盛岡山車の演題【風流 熊谷陣屋】
 

熊谷陣屋

 



 平家物語「敦盛最期」のエピソードを脚色した有名な歌舞伎で、『一ノ谷双葉軍記』という。この中で熊谷次郎直実は源義経に「一枝を切るならば一指をもって報いよ。」という指令を受け、天皇の隠し子である平敦盛を秘密裏に救う代わりに、実の息子(「一子」:一枝、一指、いっし…とかけている)の小次郎を敦盛の身代わりとして刺し殺す。首実検に際し、敦盛の母藤の方がやってくる。藤の方はかつて禁裏の女中と恋に落ちて詰め腹を切らされそうになった熊谷の命乞いをしたことがあり、我が子を殺した熊谷を恩知らずと散々にののしる。熊谷は弁解したい気持ち、本当は敦盛を救うために自分の子供を殺したことを自白したい気持ちを抑え、ここで真相が知れれば全てが水の泡になる、と首に近づこうとする藤の方を正札で遮る。歌舞伎における最も絢爛な見得のひとつといわれる熊谷の正札を逆さに構える姿は親子の逆縁という深い悲しみの表現であって、どうにもならない俗世のしがらみに立ち向かう哀れな武士の姿を克明に観客の目に焼き付けるものである。

__作業内容__
a) 本文のうち「盛岡山車の演題【風流 熊谷陣屋】」を含む箇所から「の目に焼き付けるものである。」までを、「藤の方」を「敦盛の母」と入れ替えて書き出してください。
b) 次の(i)〜(iii)がそれぞれ本文の内容と合っているかどうかを「はい」か「いいえ」で答え、判断の根拠となる本文の語句をそのまま引用してください。
(i) 熊谷次郎直実は源義経から指令を受けた。
(ii) 熊谷は敦盛の身代わりとして自分の娘を殺した。
(iii) 藤の方は熊谷に感謝の言葉を述べた。

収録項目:
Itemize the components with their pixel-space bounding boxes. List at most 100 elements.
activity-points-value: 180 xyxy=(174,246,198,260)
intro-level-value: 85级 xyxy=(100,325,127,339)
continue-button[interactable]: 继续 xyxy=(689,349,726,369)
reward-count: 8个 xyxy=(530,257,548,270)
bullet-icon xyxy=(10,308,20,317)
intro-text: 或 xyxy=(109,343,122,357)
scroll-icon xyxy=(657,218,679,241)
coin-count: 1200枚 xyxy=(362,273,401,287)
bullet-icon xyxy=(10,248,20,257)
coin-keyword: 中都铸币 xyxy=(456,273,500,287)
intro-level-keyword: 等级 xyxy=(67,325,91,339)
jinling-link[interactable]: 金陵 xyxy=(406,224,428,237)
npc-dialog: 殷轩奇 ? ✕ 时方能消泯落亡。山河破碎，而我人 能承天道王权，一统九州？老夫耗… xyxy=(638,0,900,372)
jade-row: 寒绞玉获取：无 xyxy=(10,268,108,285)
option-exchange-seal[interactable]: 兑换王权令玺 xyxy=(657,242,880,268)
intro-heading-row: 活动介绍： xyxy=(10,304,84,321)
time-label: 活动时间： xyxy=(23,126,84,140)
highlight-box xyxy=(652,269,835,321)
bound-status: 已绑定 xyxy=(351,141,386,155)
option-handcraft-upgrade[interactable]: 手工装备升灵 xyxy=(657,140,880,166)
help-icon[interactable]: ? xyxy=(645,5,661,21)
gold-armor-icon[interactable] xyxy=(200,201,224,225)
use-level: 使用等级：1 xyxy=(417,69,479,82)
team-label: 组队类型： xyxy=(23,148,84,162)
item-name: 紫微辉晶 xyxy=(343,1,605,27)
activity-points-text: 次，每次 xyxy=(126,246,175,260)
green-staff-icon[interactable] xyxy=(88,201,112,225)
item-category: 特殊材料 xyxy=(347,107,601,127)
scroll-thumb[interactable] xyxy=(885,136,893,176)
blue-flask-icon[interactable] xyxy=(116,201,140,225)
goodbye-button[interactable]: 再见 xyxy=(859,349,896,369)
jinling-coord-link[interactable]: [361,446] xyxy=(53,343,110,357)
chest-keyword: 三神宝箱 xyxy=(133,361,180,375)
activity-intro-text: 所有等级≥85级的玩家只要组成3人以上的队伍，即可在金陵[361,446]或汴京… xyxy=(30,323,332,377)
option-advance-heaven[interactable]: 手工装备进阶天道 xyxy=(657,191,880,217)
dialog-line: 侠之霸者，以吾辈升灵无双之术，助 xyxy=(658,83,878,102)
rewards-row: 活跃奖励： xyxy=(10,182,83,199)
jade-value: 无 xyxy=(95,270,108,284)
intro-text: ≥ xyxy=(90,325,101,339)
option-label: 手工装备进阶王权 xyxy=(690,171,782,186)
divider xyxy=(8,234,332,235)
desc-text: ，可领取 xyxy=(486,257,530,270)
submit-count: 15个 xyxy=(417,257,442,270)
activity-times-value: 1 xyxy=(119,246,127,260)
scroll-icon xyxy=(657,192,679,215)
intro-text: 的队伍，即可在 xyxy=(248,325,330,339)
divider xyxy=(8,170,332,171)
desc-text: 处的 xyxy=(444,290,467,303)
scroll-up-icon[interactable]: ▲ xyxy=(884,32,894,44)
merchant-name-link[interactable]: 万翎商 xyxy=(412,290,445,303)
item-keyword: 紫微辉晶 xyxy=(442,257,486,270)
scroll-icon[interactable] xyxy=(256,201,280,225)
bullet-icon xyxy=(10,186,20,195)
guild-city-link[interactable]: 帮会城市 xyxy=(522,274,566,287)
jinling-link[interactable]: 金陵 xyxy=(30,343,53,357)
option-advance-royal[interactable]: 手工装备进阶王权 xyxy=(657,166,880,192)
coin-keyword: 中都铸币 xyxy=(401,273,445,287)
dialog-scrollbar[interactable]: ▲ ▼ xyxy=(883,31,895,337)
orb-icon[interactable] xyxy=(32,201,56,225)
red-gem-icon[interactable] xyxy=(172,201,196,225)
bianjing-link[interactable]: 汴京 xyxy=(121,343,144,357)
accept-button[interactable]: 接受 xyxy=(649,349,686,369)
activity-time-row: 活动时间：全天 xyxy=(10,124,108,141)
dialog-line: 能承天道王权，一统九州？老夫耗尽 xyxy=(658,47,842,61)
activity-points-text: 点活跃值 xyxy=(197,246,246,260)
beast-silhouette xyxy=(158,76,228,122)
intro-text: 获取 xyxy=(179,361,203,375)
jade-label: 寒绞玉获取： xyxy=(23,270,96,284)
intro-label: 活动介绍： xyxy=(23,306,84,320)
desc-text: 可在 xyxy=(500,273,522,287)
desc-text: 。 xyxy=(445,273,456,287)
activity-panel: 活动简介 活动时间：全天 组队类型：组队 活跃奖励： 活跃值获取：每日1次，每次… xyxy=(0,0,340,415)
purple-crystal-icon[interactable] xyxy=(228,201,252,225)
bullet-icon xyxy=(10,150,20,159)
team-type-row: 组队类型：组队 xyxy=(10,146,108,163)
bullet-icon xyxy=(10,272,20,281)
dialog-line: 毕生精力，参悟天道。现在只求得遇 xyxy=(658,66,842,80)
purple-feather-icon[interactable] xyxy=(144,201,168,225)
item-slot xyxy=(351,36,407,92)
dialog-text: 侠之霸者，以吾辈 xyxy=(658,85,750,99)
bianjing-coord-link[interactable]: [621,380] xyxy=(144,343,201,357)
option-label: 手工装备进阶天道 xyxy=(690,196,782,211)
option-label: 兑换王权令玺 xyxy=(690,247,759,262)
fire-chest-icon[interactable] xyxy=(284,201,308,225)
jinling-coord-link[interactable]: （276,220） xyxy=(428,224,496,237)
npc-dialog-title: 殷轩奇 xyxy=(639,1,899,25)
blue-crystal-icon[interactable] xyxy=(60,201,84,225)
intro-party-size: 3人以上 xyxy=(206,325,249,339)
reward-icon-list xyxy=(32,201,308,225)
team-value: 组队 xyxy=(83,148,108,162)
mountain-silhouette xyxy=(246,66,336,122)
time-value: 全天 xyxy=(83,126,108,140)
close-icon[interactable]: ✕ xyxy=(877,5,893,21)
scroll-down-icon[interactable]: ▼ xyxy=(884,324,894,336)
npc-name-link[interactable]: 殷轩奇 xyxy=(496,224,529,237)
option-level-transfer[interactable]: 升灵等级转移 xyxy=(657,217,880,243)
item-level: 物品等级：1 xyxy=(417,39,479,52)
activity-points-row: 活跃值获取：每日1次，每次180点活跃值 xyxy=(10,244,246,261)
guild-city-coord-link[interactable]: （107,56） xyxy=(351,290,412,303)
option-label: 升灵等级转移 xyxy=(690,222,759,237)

__各課題の解答__
a)
盛岡山車の演題【風流 熊谷陣屋】
 

熊谷陣屋

 



 平家物語「敦盛最期」のエピソードを脚色した有名な歌舞伎で、『一ノ谷双葉軍記』という。この中で熊谷次郎直実は源義経に「一枝を切るならば一指をもって報いよ。」という指令を受け、天皇の隠し子である平敦盛を秘密裏に救う代わりに、実の息子(「一子」:一枝、一指、いっし…とかけている)の小次郎を敦盛の身代わりとして刺し殺す。首実検に際し、敦盛の母敦盛の母がやってくる。敦盛の母はかつて禁裏の女中と恋に落ちて詰め腹を切らされそうになった熊谷の命乞いをしたことがあり、我が子を殺した熊谷を恩知らずと散々にののしる。熊谷は弁解したい気持ち、本当は敦盛を救うために自分の子供を殺したことを自白したい気持ちを抑え、ここで真相が知れれば全てが水の泡になる、と首に近づこうとする敦盛の母を正札で遮る。歌舞伎における最も絢爛な見得のひとつといわれる熊谷の正札を逆さに構える姿は親子の逆縁という深い悲しみの表現であって、どうにもならない俗世のしがらみに立ち向かう哀れな武士の姿を克明に観客の目に焼き付けるものである。

b)
(i) はい。「熊谷次郎直実は源義経に「一枝を切るならば一指をもって報いよ。」という指令を受け」
(ii) いいえ。「実の息子」「小次郎を敦盛の身代わりとして刺し殺す」
(iii) いいえ。「我が子を殺した熊谷を恩知らずと散々にののしる」